— START Dataset entries —

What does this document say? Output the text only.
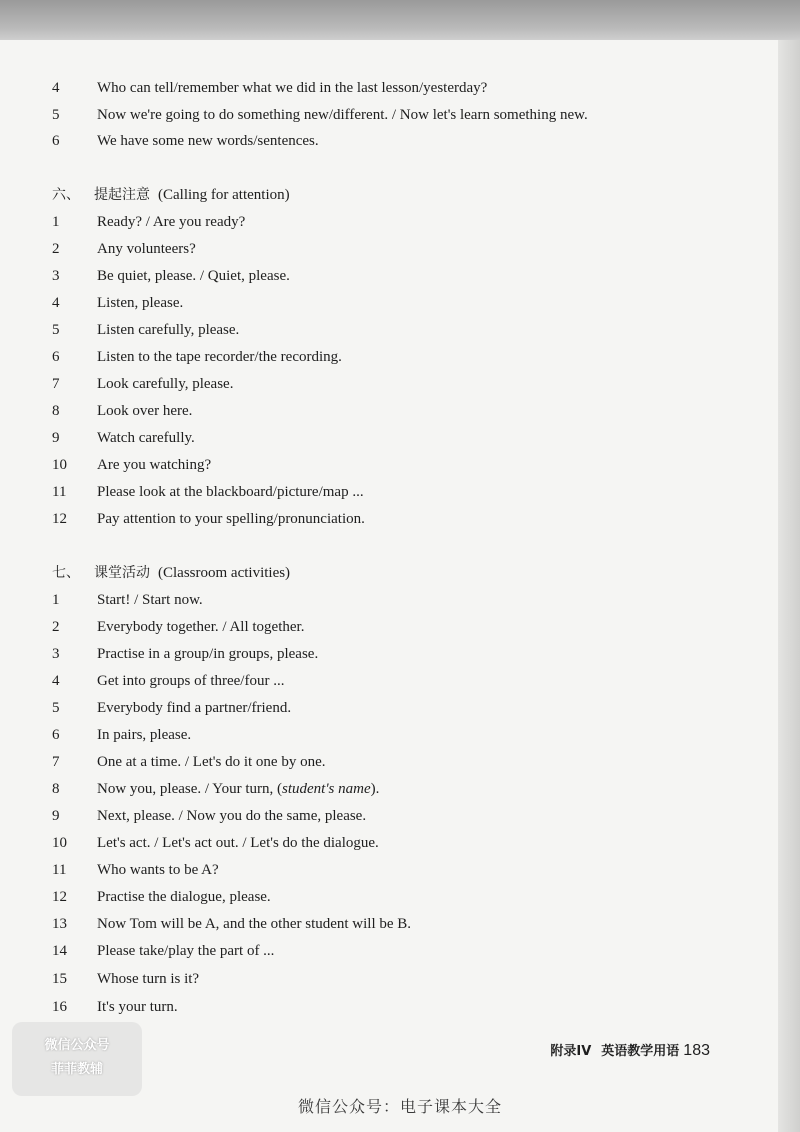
4	Who can tell/remember what we did in the last lesson/yesterday?
5	Now we're going to do something new/different. / Now let's learn something new.
6	We have some new words/sentences.
六、 提起注意 (Calling for attention)
1	Ready? / Are you ready?
2	Any volunteers?
3	Be quiet, please. / Quiet, please.
4	Listen, please.
5	Listen carefully, please.
6	Listen to the tape recorder/the recording.
7	Look carefully, please.
8	Look over here.
9	Watch carefully.
10	Are you watching?
11	Please look at the blackboard/picture/map ...
12	Pay attention to your spelling/pronunciation.
七、 课堂活动 (Classroom activities)
1	Start! / Start now.
2	Everybody together. / All together.
3	Practise in a group/in groups, please.
4	Get into groups of three/four ...
5	Everybody find a partner/friend.
6	In pairs, please.
7	One at a time. / Let's do it one by one.
8	Now you, please. / Your turn, (student's name).
9	Next, please. / Now you do the same, please.
10	Let's act. / Let's act out. / Let's do the dialogue.
11	Who wants to be A?
12	Practise the dialogue, please.
13	Now Tom will be A, and the other student will be B.
14	Please take/play the part of ...
15	Whose turn is it?
16	It's your turn.
附录IV 英语教学用语 183
微信公众号
菲菲教辅
微信公众号：电子课本大全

— END Dataset entries —

*Instructions to follow:* Copy the material above in full and exactly, skipping pictures.

*The answer:*
What does this document say? Output the text only.
4	Who can tell/remember what we did in the last lesson/yesterday?
5	Now we're going to do something new/different. / Now let's learn something new.
6	We have some new words/sentences.
六、 提起注意 (Calling for attention)
1	Ready? / Are you ready?
2	Any volunteers?
3	Be quiet, please. / Quiet, please.
4	Listen, please.
5	Listen carefully, please.
6	Listen to the tape recorder/the recording.
7	Look carefully, please.
8	Look over here.
9	Watch carefully.
10	Are you watching?
11	Please look at the blackboard/picture/map ...
12	Pay attention to your spelling/pronunciation.
七、 课堂活动 (Classroom activities)
1	Start! / Start now.
2	Everybody together. / All together.
3	Practise in a group/in groups, please.
4	Get into groups of three/four ...
5	Everybody find a partner/friend.
6	In pairs, please.
7	One at a time. / Let's do it one by one.
8	Now you, please. / Your turn, (student's name).
9	Next, please. / Now you do the same, please.
10	Let's act. / Let's act out. / Let's do the dialogue.
11	Who wants to be A?
12	Practise the dialogue, please.
13	Now Tom will be A, and the other student will be B.
14	Please take/play the part of ...
15	Whose turn is it?
16	It's your turn.
附录IV 英语教学用语 183
微信公众号
菲菲教辅
微信公众号：电子课本大全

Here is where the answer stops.